(Data listing)
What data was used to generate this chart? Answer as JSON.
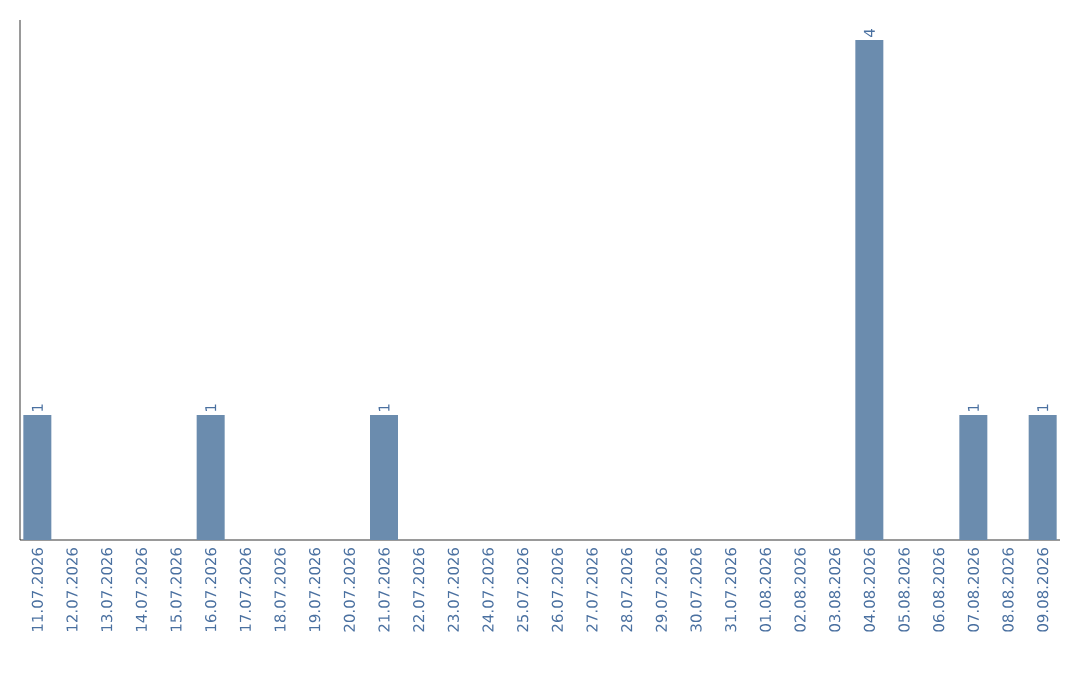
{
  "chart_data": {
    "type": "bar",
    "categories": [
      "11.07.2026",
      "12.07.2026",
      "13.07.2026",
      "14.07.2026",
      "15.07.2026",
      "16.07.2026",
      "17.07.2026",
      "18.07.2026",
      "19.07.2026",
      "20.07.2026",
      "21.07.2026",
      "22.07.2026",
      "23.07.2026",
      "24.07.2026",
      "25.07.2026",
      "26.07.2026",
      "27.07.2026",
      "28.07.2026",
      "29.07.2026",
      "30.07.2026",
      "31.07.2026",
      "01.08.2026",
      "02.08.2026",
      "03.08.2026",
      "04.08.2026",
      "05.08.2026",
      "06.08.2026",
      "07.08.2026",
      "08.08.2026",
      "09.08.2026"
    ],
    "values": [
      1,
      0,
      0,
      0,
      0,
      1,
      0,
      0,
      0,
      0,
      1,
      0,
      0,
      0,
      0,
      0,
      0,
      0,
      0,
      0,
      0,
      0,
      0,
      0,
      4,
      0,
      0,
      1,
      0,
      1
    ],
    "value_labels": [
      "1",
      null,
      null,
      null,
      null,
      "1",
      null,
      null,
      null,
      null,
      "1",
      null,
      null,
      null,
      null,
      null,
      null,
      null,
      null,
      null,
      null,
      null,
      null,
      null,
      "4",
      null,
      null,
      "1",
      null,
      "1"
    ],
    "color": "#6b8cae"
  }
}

## Description of the task
Set down every record once more, word for word, without pictures.

## Response below
What data was used to generate this chart? Answer as JSON.
{
  "chart_data": {
    "type": "bar",
    "categories": [
      "11.07.2026",
      "12.07.2026",
      "13.07.2026",
      "14.07.2026",
      "15.07.2026",
      "16.07.2026",
      "17.07.2026",
      "18.07.2026",
      "19.07.2026",
      "20.07.2026",
      "21.07.2026",
      "22.07.2026",
      "23.07.2026",
      "24.07.2026",
      "25.07.2026",
      "26.07.2026",
      "27.07.2026",
      "28.07.2026",
      "29.07.2026",
      "30.07.2026",
      "31.07.2026",
      "01.08.2026",
      "02.08.2026",
      "03.08.2026",
      "04.08.2026",
      "05.08.2026",
      "06.08.2026",
      "07.08.2026",
      "08.08.2026",
      "09.08.2026"
    ],
    "values": [
      1,
      0,
      0,
      0,
      0,
      1,
      0,
      0,
      0,
      0,
      1,
      0,
      0,
      0,
      0,
      0,
      0,
      0,
      0,
      0,
      0,
      0,
      0,
      0,
      4,
      0,
      0,
      1,
      0,
      1
    ],
    "value_labels": [
      "1",
      null,
      null,
      null,
      null,
      "1",
      null,
      null,
      null,
      null,
      "1",
      null,
      null,
      null,
      null,
      null,
      null,
      null,
      null,
      null,
      null,
      null,
      null,
      null,
      "4",
      null,
      null,
      "1",
      null,
      "1"
    ],
    "color": "#6b8cae"
  }
}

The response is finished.